GIVEN PROBLEM >> Can you reproduce the data beneath, keeping every line exact?

(Figure contents as structured data)
%%
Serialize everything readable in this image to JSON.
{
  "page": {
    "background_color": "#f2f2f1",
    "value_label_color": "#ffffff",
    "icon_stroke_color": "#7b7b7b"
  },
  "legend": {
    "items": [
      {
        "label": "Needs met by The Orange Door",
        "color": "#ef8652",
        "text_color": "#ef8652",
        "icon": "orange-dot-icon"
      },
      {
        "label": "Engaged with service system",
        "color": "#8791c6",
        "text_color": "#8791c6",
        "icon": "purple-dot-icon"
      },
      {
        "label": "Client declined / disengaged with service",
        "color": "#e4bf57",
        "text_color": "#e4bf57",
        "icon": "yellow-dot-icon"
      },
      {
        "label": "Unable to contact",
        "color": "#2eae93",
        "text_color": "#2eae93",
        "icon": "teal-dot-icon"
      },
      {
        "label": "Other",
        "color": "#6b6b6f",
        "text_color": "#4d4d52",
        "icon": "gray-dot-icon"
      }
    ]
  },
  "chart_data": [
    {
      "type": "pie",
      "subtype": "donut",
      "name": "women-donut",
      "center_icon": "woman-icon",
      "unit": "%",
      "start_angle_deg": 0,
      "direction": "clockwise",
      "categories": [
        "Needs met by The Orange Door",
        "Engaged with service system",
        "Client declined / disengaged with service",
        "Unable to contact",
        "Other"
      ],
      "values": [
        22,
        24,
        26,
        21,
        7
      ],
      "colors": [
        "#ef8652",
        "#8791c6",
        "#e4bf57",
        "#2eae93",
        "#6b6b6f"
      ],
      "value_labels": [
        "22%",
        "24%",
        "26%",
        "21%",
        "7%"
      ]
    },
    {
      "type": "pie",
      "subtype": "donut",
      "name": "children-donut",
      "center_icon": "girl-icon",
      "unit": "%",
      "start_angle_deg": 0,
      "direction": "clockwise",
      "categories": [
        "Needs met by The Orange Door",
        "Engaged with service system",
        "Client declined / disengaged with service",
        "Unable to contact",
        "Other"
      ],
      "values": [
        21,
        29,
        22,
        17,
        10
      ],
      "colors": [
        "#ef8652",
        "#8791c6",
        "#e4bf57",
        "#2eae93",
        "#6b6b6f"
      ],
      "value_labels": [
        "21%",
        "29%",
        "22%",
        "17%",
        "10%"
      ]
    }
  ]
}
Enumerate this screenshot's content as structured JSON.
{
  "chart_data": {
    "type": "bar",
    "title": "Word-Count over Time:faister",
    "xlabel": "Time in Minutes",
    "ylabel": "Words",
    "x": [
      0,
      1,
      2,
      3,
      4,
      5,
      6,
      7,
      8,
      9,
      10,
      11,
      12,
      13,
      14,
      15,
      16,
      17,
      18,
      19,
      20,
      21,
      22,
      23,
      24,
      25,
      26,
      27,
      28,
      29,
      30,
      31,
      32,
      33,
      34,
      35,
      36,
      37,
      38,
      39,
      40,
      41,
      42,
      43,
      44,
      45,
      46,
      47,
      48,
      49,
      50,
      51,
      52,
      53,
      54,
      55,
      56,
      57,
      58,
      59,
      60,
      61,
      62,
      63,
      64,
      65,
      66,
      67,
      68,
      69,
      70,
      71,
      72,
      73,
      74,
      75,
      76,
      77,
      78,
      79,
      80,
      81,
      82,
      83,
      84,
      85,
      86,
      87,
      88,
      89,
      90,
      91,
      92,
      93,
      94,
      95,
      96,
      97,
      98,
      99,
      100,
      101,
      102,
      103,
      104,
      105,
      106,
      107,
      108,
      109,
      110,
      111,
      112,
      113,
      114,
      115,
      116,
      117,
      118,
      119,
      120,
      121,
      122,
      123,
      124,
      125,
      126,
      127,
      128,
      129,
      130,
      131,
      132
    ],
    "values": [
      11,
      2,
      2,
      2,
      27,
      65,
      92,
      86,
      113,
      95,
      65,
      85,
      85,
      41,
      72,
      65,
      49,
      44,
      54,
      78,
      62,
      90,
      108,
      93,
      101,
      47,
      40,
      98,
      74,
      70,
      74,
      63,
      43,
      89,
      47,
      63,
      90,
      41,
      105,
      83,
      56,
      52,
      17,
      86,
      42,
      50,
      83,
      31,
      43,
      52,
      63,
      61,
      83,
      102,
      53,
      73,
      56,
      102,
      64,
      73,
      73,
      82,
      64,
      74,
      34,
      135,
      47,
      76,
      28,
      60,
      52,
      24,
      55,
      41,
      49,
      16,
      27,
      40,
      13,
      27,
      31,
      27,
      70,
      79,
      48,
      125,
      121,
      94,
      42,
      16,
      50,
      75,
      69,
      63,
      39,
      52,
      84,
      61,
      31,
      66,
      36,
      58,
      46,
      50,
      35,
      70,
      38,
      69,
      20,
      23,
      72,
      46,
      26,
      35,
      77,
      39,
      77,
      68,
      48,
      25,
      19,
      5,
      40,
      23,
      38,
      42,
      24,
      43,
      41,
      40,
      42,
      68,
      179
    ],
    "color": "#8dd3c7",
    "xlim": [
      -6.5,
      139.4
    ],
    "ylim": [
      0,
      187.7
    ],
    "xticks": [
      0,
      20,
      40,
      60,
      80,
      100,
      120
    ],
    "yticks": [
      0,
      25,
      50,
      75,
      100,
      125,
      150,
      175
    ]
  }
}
%%
TASK RESPONSE >>
Serialize everything readable in this image to JSON.
{
  "page": {
    "background_color": "#f2f2f1",
    "value_label_color": "#ffffff",
    "icon_stroke_color": "#7b7b7b"
  },
  "legend": {
    "items": [
      {
        "label": "Needs met by The Orange Door",
        "color": "#ef8652",
        "text_color": "#ef8652",
        "icon": "orange-dot-icon"
      },
      {
        "label": "Engaged with service system",
        "color": "#8791c6",
        "text_color": "#8791c6",
        "icon": "purple-dot-icon"
      },
      {
        "label": "Client declined / disengaged with service",
        "color": "#e4bf57",
        "text_color": "#e4bf57",
        "icon": "yellow-dot-icon"
      },
      {
        "label": "Unable to contact",
        "color": "#2eae93",
        "text_color": "#2eae93",
        "icon": "teal-dot-icon"
      },
      {
        "label": "Other",
        "color": "#6b6b6f",
        "text_color": "#4d4d52",
        "icon": "gray-dot-icon"
      }
    ]
  },
  "chart_data": [
    {
      "type": "pie",
      "subtype": "donut",
      "name": "women-donut",
      "center_icon": "woman-icon",
      "unit": "%",
      "start_angle_deg": 0,
      "direction": "clockwise",
      "categories": [
        "Needs met by The Orange Door",
        "Engaged with service system",
        "Client declined / disengaged with service",
        "Unable to contact",
        "Other"
      ],
      "values": [
        22,
        24,
        26,
        21,
        7
      ],
      "colors": [
        "#ef8652",
        "#8791c6",
        "#e4bf57",
        "#2eae93",
        "#6b6b6f"
      ],
      "value_labels": [
        "22%",
        "24%",
        "26%",
        "21%",
        "7%"
      ]
    },
    {
      "type": "pie",
      "subtype": "donut",
      "name": "children-donut",
      "center_icon": "girl-icon",
      "unit": "%",
      "start_angle_deg": 0,
      "direction": "clockwise",
      "categories": [
        "Needs met by The Orange Door",
        "Engaged with service system",
        "Client declined / disengaged with service",
        "Unable to contact",
        "Other"
      ],
      "values": [
        21,
        29,
        22,
        17,
        10
      ],
      "colors": [
        "#ef8652",
        "#8791c6",
        "#e4bf57",
        "#2eae93",
        "#6b6b6f"
      ],
      "value_labels": [
        "21%",
        "29%",
        "22%",
        "17%",
        "10%"
      ]
    }
  ]
}
Enumerate this screenshot's content as structured JSON.
{
  "chart_data": {
    "type": "bar",
    "title": "Word-Count over Time:faister",
    "xlabel": "Time in Minutes",
    "ylabel": "Words",
    "x": [
      0,
      1,
      2,
      3,
      4,
      5,
      6,
      7,
      8,
      9,
      10,
      11,
      12,
      13,
      14,
      15,
      16,
      17,
      18,
      19,
      20,
      21,
      22,
      23,
      24,
      25,
      26,
      27,
      28,
      29,
      30,
      31,
      32,
      33,
      34,
      35,
      36,
      37,
      38,
      39,
      40,
      41,
      42,
      43,
      44,
      45,
      46,
      47,
      48,
      49,
      50,
      51,
      52,
      53,
      54,
      55,
      56,
      57,
      58,
      59,
      60,
      61,
      62,
      63,
      64,
      65,
      66,
      67,
      68,
      69,
      70,
      71,
      72,
      73,
      74,
      75,
      76,
      77,
      78,
      79,
      80,
      81,
      82,
      83,
      84,
      85,
      86,
      87,
      88,
      89,
      90,
      91,
      92,
      93,
      94,
      95,
      96,
      97,
      98,
      99,
      100,
      101,
      102,
      103,
      104,
      105,
      106,
      107,
      108,
      109,
      110,
      111,
      112,
      113,
      114,
      115,
      116,
      117,
      118,
      119,
      120,
      121,
      122,
      123,
      124,
      125,
      126,
      127,
      128,
      129,
      130,
      131,
      132
    ],
    "values": [
      11,
      2,
      2,
      2,
      27,
      65,
      92,
      86,
      113,
      95,
      65,
      85,
      85,
      41,
      72,
      65,
      49,
      44,
      54,
      78,
      62,
      90,
      108,
      93,
      101,
      47,
      40,
      98,
      74,
      70,
      74,
      63,
      43,
      89,
      47,
      63,
      90,
      41,
      105,
      83,
      56,
      52,
      17,
      86,
      42,
      50,
      83,
      31,
      43,
      52,
      63,
      61,
      83,
      102,
      53,
      73,
      56,
      102,
      64,
      73,
      73,
      82,
      64,
      74,
      34,
      135,
      47,
      76,
      28,
      60,
      52,
      24,
      55,
      41,
      49,
      16,
      27,
      40,
      13,
      27,
      31,
      27,
      70,
      79,
      48,
      125,
      121,
      94,
      42,
      16,
      50,
      75,
      69,
      63,
      39,
      52,
      84,
      61,
      31,
      66,
      36,
      58,
      46,
      50,
      35,
      70,
      38,
      69,
      20,
      23,
      72,
      46,
      26,
      35,
      77,
      39,
      77,
      68,
      48,
      25,
      19,
      5,
      40,
      23,
      38,
      42,
      24,
      43,
      41,
      40,
      42,
      68,
      179
    ],
    "color": "#8dd3c7",
    "xlim": [
      -6.5,
      139.4
    ],
    "ylim": [
      0,
      187.7
    ],
    "xticks": [
      0,
      20,
      40,
      60,
      80,
      100,
      120
    ],
    "yticks": [
      0,
      25,
      50,
      75,
      100,
      125,
      150,
      175
    ]
  }
}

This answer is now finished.